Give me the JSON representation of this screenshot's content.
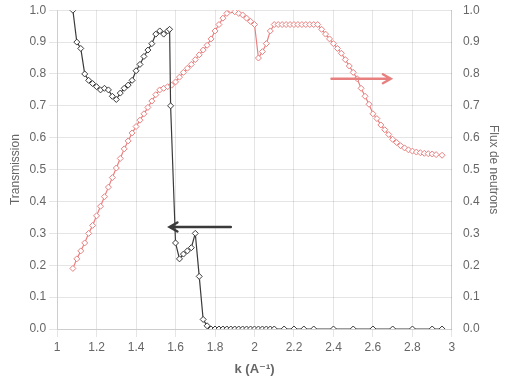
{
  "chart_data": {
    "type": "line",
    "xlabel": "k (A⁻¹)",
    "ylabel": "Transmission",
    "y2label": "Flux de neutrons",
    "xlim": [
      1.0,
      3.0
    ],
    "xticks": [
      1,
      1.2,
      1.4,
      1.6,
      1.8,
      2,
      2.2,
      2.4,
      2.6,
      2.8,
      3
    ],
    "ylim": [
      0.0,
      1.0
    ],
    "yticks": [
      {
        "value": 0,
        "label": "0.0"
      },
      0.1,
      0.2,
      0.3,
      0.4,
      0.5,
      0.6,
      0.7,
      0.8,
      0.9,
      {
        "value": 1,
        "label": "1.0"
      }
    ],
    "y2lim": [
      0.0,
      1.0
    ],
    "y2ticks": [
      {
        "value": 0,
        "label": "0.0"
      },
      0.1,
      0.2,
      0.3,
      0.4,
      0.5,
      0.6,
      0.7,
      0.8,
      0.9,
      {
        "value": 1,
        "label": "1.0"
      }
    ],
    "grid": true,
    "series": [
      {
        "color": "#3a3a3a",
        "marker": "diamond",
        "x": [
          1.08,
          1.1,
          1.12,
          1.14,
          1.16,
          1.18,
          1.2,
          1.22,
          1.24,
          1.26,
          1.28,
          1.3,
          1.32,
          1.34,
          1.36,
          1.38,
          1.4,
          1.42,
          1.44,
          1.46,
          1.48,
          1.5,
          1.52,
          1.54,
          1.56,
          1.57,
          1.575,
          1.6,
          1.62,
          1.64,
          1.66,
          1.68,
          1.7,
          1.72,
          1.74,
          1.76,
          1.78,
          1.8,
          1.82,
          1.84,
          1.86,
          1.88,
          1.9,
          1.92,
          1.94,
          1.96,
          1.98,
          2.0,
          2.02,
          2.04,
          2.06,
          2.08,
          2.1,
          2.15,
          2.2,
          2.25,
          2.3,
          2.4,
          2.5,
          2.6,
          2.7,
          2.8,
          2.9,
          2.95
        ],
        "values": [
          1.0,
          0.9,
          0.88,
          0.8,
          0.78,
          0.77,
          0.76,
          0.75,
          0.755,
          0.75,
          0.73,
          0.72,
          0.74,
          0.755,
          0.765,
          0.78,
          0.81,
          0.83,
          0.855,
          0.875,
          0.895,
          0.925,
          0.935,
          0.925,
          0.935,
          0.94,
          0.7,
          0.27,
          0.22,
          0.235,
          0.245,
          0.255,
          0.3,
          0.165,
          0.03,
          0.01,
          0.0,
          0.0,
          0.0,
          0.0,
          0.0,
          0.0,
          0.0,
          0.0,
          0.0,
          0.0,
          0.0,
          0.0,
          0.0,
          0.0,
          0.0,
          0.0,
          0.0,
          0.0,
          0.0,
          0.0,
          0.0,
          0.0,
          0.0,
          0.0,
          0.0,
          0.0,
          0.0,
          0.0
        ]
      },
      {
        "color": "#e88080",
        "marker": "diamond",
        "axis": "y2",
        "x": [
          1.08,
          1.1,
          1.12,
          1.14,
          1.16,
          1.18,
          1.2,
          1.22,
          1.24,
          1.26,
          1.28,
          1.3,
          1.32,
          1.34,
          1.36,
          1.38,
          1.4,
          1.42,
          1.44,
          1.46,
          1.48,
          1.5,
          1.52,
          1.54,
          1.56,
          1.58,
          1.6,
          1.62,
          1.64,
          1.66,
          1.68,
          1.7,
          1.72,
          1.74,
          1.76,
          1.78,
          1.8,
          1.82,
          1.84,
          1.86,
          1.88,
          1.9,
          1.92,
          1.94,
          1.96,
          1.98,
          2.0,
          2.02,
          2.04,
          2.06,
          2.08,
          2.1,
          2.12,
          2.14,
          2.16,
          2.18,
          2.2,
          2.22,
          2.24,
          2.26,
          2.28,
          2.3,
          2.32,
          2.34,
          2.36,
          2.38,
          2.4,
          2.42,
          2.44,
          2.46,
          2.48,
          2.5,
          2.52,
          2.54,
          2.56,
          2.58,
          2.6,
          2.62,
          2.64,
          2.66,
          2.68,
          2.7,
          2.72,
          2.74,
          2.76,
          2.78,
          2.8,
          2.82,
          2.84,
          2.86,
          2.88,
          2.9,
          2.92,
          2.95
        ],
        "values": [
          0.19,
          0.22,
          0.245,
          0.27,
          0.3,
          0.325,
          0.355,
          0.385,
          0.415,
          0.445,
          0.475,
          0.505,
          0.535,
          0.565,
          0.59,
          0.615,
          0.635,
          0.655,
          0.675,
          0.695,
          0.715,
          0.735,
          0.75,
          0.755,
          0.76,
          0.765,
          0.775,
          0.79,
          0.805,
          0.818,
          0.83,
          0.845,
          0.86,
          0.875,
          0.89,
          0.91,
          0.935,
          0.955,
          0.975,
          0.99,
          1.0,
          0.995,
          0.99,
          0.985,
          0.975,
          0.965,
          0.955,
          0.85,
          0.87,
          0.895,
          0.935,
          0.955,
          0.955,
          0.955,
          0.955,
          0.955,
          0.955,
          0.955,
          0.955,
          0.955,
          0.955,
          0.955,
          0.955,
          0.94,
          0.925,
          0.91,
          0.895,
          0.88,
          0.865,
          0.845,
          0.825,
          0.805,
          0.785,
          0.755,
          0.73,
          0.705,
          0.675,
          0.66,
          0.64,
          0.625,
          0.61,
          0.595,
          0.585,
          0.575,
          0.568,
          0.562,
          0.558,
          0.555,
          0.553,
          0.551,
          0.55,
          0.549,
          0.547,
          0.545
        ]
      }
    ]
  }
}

Task instructions ▸ Your copy should hold every record word for word and none of the pictures.

Response for this exercise ▸
Give me the JSON representation of this screenshot's content.
{
  "chart_data": {
    "type": "line",
    "xlabel": "k (A⁻¹)",
    "ylabel": "Transmission",
    "y2label": "Flux de neutrons",
    "xlim": [
      1.0,
      3.0
    ],
    "xticks": [
      1,
      1.2,
      1.4,
      1.6,
      1.8,
      2,
      2.2,
      2.4,
      2.6,
      2.8,
      3
    ],
    "ylim": [
      0.0,
      1.0
    ],
    "yticks": [
      {
        "value": 0,
        "label": "0.0"
      },
      0.1,
      0.2,
      0.3,
      0.4,
      0.5,
      0.6,
      0.7,
      0.8,
      0.9,
      {
        "value": 1,
        "label": "1.0"
      }
    ],
    "y2lim": [
      0.0,
      1.0
    ],
    "y2ticks": [
      {
        "value": 0,
        "label": "0.0"
      },
      0.1,
      0.2,
      0.3,
      0.4,
      0.5,
      0.6,
      0.7,
      0.8,
      0.9,
      {
        "value": 1,
        "label": "1.0"
      }
    ],
    "grid": true,
    "series": [
      {
        "color": "#3a3a3a",
        "marker": "diamond",
        "x": [
          1.08,
          1.1,
          1.12,
          1.14,
          1.16,
          1.18,
          1.2,
          1.22,
          1.24,
          1.26,
          1.28,
          1.3,
          1.32,
          1.34,
          1.36,
          1.38,
          1.4,
          1.42,
          1.44,
          1.46,
          1.48,
          1.5,
          1.52,
          1.54,
          1.56,
          1.57,
          1.575,
          1.6,
          1.62,
          1.64,
          1.66,
          1.68,
          1.7,
          1.72,
          1.74,
          1.76,
          1.78,
          1.8,
          1.82,
          1.84,
          1.86,
          1.88,
          1.9,
          1.92,
          1.94,
          1.96,
          1.98,
          2.0,
          2.02,
          2.04,
          2.06,
          2.08,
          2.1,
          2.15,
          2.2,
          2.25,
          2.3,
          2.4,
          2.5,
          2.6,
          2.7,
          2.8,
          2.9,
          2.95
        ],
        "values": [
          1.0,
          0.9,
          0.88,
          0.8,
          0.78,
          0.77,
          0.76,
          0.75,
          0.755,
          0.75,
          0.73,
          0.72,
          0.74,
          0.755,
          0.765,
          0.78,
          0.81,
          0.83,
          0.855,
          0.875,
          0.895,
          0.925,
          0.935,
          0.925,
          0.935,
          0.94,
          0.7,
          0.27,
          0.22,
          0.235,
          0.245,
          0.255,
          0.3,
          0.165,
          0.03,
          0.01,
          0.0,
          0.0,
          0.0,
          0.0,
          0.0,
          0.0,
          0.0,
          0.0,
          0.0,
          0.0,
          0.0,
          0.0,
          0.0,
          0.0,
          0.0,
          0.0,
          0.0,
          0.0,
          0.0,
          0.0,
          0.0,
          0.0,
          0.0,
          0.0,
          0.0,
          0.0,
          0.0,
          0.0
        ]
      },
      {
        "color": "#e88080",
        "marker": "diamond",
        "axis": "y2",
        "x": [
          1.08,
          1.1,
          1.12,
          1.14,
          1.16,
          1.18,
          1.2,
          1.22,
          1.24,
          1.26,
          1.28,
          1.3,
          1.32,
          1.34,
          1.36,
          1.38,
          1.4,
          1.42,
          1.44,
          1.46,
          1.48,
          1.5,
          1.52,
          1.54,
          1.56,
          1.58,
          1.6,
          1.62,
          1.64,
          1.66,
          1.68,
          1.7,
          1.72,
          1.74,
          1.76,
          1.78,
          1.8,
          1.82,
          1.84,
          1.86,
          1.88,
          1.9,
          1.92,
          1.94,
          1.96,
          1.98,
          2.0,
          2.02,
          2.04,
          2.06,
          2.08,
          2.1,
          2.12,
          2.14,
          2.16,
          2.18,
          2.2,
          2.22,
          2.24,
          2.26,
          2.28,
          2.3,
          2.32,
          2.34,
          2.36,
          2.38,
          2.4,
          2.42,
          2.44,
          2.46,
          2.48,
          2.5,
          2.52,
          2.54,
          2.56,
          2.58,
          2.6,
          2.62,
          2.64,
          2.66,
          2.68,
          2.7,
          2.72,
          2.74,
          2.76,
          2.78,
          2.8,
          2.82,
          2.84,
          2.86,
          2.88,
          2.9,
          2.92,
          2.95
        ],
        "values": [
          0.19,
          0.22,
          0.245,
          0.27,
          0.3,
          0.325,
          0.355,
          0.385,
          0.415,
          0.445,
          0.475,
          0.505,
          0.535,
          0.565,
          0.59,
          0.615,
          0.635,
          0.655,
          0.675,
          0.695,
          0.715,
          0.735,
          0.75,
          0.755,
          0.76,
          0.765,
          0.775,
          0.79,
          0.805,
          0.818,
          0.83,
          0.845,
          0.86,
          0.875,
          0.89,
          0.91,
          0.935,
          0.955,
          0.975,
          0.99,
          1.0,
          0.995,
          0.99,
          0.985,
          0.975,
          0.965,
          0.955,
          0.85,
          0.87,
          0.895,
          0.935,
          0.955,
          0.955,
          0.955,
          0.955,
          0.955,
          0.955,
          0.955,
          0.955,
          0.955,
          0.955,
          0.955,
          0.955,
          0.94,
          0.925,
          0.91,
          0.895,
          0.88,
          0.865,
          0.845,
          0.825,
          0.805,
          0.785,
          0.755,
          0.73,
          0.705,
          0.675,
          0.66,
          0.64,
          0.625,
          0.61,
          0.595,
          0.585,
          0.575,
          0.568,
          0.562,
          0.558,
          0.555,
          0.553,
          0.551,
          0.55,
          0.549,
          0.547,
          0.545
        ]
      }
    ]
  }
}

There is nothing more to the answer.